--- begin Supplied entries ---

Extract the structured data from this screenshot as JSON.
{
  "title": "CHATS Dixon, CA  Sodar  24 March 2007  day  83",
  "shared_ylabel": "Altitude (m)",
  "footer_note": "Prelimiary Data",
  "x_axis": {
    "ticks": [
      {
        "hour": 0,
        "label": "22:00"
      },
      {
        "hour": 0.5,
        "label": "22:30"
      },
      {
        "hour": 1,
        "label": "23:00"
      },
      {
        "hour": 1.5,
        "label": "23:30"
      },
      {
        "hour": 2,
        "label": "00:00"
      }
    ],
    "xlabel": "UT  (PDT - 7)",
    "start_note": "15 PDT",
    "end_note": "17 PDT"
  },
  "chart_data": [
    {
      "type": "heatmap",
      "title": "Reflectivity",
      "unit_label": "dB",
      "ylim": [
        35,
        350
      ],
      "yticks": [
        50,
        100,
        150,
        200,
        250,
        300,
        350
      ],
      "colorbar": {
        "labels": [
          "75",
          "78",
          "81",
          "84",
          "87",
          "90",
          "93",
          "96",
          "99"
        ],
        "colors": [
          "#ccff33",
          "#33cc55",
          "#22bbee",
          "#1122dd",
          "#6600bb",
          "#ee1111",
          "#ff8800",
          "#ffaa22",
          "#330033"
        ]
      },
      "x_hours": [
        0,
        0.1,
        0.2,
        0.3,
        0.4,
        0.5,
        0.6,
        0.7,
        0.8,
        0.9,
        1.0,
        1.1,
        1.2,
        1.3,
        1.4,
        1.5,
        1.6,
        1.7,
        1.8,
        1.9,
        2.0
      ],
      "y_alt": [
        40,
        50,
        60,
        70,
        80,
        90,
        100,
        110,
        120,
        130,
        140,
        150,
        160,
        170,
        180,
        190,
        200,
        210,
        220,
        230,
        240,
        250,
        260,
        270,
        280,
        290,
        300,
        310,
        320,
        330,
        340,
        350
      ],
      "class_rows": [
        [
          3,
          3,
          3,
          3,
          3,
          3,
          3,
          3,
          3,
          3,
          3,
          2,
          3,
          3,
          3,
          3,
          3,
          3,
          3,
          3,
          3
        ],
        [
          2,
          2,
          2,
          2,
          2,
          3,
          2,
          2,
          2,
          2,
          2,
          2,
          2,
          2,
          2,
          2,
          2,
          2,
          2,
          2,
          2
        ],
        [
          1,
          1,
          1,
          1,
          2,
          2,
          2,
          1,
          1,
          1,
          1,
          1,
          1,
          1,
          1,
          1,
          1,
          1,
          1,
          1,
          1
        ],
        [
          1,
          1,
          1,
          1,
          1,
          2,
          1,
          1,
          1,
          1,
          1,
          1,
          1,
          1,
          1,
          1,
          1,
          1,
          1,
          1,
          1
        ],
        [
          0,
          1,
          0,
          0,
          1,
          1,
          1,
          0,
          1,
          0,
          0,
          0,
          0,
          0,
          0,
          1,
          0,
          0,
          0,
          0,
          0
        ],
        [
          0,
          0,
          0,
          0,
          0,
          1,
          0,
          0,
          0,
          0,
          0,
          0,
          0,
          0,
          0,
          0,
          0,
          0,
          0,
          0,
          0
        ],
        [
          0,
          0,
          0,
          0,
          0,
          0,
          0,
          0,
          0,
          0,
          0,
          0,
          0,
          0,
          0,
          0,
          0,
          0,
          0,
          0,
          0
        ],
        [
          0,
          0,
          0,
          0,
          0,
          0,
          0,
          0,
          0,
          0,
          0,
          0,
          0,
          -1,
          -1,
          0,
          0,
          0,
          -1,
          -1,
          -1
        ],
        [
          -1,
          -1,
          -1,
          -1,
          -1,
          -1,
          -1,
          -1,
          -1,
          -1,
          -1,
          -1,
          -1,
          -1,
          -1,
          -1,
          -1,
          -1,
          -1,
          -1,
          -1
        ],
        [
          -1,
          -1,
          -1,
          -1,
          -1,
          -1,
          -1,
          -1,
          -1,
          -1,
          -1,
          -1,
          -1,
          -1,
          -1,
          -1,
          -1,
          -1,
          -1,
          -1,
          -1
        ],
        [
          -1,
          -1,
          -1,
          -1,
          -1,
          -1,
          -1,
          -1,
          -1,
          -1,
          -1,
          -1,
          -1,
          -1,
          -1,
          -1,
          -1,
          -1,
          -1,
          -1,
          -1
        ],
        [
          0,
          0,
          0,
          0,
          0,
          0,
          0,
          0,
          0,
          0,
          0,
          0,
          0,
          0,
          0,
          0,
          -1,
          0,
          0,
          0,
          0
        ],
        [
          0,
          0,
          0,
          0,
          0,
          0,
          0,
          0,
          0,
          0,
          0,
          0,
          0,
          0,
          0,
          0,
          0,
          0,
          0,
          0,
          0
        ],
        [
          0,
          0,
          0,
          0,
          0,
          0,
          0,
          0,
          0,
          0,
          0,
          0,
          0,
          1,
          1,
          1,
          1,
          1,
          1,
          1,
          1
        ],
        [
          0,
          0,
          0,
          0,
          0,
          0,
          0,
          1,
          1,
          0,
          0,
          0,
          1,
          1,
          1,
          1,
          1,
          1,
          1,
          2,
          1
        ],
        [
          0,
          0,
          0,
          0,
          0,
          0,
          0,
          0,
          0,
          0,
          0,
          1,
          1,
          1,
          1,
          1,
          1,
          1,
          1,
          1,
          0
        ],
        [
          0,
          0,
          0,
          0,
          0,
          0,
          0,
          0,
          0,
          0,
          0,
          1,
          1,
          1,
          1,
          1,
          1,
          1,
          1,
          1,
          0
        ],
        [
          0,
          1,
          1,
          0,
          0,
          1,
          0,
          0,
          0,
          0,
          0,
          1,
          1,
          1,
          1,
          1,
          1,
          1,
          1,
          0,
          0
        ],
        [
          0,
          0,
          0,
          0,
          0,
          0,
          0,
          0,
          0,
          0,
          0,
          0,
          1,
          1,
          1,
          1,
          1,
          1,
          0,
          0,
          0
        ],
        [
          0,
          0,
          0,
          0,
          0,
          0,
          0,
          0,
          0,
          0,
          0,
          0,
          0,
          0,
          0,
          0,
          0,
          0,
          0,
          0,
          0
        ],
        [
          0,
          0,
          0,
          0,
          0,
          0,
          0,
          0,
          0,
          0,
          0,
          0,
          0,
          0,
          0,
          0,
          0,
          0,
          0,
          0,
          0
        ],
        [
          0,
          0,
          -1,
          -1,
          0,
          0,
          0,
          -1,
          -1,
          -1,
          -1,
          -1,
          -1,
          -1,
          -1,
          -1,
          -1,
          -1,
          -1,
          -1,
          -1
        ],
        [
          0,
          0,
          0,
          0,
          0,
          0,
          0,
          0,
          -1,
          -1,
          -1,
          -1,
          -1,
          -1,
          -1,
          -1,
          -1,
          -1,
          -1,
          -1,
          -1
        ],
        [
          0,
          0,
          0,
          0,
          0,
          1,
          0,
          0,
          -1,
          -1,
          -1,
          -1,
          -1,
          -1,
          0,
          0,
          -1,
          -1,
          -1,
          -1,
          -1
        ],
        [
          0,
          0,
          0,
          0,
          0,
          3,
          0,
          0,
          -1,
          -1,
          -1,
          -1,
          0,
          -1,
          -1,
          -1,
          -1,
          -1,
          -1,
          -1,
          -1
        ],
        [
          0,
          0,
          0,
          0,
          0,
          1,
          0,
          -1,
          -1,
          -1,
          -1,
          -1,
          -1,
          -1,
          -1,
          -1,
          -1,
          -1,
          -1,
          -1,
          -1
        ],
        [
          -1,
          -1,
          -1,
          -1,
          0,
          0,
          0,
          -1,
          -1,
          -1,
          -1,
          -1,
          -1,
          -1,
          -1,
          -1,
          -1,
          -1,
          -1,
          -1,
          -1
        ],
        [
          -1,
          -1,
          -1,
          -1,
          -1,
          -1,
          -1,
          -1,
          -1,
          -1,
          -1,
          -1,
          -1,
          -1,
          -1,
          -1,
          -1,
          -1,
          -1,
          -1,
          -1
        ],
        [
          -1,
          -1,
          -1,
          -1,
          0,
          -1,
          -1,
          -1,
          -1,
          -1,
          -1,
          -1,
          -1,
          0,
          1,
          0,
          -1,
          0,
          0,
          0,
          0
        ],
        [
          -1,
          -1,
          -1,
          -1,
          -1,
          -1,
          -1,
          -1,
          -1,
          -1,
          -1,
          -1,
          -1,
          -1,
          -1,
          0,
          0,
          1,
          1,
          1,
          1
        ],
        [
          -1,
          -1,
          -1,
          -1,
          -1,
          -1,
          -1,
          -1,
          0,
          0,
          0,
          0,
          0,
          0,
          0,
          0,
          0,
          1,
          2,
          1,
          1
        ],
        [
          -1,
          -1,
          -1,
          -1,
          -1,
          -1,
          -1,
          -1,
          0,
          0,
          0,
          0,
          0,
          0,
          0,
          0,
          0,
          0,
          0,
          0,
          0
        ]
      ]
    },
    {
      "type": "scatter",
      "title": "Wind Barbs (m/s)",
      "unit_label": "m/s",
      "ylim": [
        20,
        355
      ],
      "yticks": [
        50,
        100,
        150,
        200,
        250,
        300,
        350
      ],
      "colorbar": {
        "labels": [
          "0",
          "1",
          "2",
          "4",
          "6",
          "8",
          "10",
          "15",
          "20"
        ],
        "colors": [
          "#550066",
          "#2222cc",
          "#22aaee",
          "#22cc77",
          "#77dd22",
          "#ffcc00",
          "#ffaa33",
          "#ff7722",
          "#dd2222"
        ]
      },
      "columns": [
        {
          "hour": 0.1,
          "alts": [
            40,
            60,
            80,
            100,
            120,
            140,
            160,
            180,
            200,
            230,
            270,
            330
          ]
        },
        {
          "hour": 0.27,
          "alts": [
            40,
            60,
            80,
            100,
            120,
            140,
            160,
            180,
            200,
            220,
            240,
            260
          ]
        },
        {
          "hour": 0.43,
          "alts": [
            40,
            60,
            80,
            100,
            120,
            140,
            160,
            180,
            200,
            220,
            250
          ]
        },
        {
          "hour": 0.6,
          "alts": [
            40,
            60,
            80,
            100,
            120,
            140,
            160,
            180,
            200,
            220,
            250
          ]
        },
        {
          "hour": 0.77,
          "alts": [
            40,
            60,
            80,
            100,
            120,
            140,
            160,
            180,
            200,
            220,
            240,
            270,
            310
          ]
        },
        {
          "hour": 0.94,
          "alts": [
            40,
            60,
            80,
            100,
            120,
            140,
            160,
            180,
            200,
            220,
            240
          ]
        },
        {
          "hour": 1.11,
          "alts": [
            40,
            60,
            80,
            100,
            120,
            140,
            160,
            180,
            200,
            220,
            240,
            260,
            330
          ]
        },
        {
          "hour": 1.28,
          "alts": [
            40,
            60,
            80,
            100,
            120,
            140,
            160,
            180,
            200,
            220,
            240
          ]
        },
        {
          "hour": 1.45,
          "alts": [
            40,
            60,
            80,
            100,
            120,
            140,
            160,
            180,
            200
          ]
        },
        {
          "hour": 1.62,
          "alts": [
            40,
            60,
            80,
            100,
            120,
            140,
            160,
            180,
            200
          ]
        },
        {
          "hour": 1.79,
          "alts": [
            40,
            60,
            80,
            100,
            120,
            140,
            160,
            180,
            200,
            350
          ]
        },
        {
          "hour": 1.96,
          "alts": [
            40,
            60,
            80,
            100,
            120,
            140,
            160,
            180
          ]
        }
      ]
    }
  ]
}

--- end Supplied entries ---

What you are asked to do: Say how many lines contain the string "title", giving nothing but the count.

Solution to the problem: 3